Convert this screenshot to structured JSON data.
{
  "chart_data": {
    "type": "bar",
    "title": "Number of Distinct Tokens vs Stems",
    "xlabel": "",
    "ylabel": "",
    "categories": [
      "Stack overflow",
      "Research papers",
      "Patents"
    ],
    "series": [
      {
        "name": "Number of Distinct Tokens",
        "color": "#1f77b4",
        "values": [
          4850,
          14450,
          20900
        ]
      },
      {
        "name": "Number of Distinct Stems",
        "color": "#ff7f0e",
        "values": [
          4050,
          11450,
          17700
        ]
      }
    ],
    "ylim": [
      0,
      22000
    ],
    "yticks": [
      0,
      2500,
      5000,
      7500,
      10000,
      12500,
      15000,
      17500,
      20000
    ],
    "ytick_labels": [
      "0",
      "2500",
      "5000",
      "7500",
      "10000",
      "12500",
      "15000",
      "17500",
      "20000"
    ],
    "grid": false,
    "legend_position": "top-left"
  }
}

----------

- **Task details**
Read the entries above, then pull out the lines that include "Number".

- **The result**
    "title": "Number of Distinct Tokens vs Stems",
        "name": "Number of Distinct Tokens",
        "name": "Number of Distinct Stems",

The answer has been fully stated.